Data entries
========

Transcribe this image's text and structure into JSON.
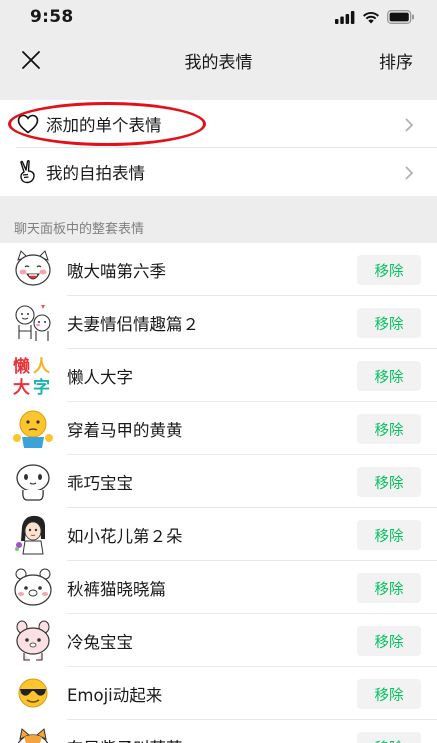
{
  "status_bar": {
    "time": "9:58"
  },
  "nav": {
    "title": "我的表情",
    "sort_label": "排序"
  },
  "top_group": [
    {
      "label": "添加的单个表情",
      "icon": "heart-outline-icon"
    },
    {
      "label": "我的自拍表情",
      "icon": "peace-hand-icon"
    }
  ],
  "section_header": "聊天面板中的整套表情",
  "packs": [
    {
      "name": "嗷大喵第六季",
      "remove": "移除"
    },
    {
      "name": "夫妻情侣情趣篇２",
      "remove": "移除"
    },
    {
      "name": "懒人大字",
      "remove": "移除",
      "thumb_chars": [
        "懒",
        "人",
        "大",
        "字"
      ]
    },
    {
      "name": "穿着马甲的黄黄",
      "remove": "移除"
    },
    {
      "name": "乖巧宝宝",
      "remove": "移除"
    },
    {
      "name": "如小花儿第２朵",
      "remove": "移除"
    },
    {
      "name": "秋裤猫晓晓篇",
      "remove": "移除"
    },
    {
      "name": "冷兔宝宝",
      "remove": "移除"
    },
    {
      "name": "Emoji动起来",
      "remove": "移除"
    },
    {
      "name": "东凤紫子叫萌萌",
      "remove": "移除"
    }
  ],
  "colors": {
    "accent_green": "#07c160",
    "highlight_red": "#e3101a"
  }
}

========

Show every line of the records above that contains the word "name".

      "name": "嗷大喵第六季",
      "name": "夫妻情侣情趣篇２",
      "name": "懒人大字",
      "name": "穿着马甲的黄黄",
      "name": "乖巧宝宝",
      "name": "如小花儿第２朵",
      "name": "秋裤猫晓晓篇",
      "name": "冷兔宝宝",
      "name": "Emoji动起来",
      "name": "东凤紫子叫萌萌",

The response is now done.